● **Work to do**:
Select and reproduce each line of the listing below that bears the string "kanë".

● **Supplied material**:
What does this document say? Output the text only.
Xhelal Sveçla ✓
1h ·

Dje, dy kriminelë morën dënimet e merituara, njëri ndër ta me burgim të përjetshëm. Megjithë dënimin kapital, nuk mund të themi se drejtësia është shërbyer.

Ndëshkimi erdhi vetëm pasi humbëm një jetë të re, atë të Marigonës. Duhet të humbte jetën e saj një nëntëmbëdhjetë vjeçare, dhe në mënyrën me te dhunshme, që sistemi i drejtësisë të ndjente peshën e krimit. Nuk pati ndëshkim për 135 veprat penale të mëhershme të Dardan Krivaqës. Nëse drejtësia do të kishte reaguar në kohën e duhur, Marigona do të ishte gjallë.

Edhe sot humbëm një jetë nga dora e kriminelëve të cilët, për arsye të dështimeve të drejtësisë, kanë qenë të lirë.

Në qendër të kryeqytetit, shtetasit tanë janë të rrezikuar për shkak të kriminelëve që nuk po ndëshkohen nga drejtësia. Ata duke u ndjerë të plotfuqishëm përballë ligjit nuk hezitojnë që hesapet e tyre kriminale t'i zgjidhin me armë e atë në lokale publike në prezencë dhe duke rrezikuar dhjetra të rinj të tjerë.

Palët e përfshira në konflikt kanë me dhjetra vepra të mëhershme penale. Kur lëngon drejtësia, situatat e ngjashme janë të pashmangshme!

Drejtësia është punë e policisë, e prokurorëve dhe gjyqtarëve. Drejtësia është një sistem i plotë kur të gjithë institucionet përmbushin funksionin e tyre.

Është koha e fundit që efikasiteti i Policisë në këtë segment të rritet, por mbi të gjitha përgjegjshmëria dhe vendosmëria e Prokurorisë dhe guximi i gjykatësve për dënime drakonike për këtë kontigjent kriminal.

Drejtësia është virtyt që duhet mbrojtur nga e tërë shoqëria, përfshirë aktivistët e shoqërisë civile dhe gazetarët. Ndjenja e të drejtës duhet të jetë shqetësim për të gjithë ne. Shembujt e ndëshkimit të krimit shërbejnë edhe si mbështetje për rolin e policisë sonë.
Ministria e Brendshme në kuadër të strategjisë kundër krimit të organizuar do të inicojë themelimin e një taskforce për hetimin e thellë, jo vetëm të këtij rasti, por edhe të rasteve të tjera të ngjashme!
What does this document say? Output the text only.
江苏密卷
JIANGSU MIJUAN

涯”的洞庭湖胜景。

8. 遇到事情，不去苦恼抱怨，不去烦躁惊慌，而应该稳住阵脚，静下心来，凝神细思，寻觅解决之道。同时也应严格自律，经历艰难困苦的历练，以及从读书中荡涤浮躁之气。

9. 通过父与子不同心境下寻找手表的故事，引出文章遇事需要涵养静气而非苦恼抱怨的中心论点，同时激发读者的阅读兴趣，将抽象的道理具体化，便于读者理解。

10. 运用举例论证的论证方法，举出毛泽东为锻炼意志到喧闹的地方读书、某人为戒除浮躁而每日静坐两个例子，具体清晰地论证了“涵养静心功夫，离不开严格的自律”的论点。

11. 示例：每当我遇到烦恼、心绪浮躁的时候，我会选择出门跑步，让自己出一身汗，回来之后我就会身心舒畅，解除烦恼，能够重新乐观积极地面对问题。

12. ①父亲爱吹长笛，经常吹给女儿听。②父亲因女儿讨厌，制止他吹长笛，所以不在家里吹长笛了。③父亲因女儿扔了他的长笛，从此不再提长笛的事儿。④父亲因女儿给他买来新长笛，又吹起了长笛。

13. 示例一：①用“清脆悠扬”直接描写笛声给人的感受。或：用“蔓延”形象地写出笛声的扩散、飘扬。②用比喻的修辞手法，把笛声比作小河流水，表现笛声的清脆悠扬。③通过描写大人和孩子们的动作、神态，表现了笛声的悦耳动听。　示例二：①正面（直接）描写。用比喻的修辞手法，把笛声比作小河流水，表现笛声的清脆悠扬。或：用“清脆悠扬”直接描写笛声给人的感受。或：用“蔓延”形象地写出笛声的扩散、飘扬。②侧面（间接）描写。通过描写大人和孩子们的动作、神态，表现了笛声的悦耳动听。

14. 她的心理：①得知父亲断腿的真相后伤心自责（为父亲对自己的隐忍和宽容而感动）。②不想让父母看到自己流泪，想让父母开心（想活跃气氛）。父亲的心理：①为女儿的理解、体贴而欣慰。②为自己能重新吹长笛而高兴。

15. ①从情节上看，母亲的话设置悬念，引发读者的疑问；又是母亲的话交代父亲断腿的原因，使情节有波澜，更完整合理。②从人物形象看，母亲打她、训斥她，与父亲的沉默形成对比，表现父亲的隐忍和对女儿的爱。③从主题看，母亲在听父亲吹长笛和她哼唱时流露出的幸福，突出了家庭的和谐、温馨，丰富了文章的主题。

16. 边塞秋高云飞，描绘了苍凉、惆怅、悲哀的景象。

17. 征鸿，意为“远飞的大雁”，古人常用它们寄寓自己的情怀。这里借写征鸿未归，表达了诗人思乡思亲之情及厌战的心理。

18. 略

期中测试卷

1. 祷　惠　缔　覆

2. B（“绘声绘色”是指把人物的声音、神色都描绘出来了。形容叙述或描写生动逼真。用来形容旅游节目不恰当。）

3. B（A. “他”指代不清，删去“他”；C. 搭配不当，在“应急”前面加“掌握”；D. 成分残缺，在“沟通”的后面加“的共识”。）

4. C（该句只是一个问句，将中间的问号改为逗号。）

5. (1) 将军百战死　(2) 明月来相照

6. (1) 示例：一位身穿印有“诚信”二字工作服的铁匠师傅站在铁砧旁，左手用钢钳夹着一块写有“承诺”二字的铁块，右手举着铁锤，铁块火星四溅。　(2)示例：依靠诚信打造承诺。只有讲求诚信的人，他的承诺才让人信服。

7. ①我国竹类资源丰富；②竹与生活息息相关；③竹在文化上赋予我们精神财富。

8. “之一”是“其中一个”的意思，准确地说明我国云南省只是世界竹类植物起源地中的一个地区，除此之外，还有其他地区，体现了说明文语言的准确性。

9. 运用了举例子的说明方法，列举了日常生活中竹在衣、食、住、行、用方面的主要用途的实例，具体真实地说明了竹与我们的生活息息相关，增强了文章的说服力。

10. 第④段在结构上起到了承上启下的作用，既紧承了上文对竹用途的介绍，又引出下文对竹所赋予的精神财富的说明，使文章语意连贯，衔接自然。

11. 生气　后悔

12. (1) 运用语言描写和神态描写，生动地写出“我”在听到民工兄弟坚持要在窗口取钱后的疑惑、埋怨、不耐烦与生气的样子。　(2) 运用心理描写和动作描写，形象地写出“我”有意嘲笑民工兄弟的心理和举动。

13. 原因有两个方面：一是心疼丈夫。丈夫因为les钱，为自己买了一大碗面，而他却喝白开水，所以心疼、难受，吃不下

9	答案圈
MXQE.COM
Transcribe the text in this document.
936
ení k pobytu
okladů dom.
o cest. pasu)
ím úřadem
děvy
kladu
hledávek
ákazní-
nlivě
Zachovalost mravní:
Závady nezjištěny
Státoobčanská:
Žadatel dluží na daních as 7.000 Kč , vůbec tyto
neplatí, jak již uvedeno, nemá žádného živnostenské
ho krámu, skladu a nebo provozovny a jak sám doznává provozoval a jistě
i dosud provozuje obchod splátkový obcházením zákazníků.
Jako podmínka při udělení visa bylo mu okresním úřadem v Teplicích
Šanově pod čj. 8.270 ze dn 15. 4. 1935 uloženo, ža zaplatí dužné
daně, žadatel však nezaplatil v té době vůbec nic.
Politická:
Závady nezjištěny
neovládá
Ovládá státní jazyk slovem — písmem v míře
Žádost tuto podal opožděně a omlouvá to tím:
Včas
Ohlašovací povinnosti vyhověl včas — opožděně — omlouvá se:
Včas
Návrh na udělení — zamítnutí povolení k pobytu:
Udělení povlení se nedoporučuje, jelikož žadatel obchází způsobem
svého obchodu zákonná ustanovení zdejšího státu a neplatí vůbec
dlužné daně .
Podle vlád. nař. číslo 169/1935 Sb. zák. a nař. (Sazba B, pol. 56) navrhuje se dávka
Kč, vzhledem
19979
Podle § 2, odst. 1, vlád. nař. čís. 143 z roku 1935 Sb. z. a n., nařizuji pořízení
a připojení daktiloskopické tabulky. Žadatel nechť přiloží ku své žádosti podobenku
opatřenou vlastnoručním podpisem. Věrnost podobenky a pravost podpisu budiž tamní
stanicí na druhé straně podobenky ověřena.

● **Task answer**:
Edhe sot humbëm një jetë nga dora e kriminelëve të cilët, për arsye të dështimeve të drejtësisë, kanë qenë të lirë.
Palët e përfshira në konflikt kanë me dhjetra vepra të mëhershme penale. Kur lëngon drejtësia, situatat e ngjashme janë të pashmangshme!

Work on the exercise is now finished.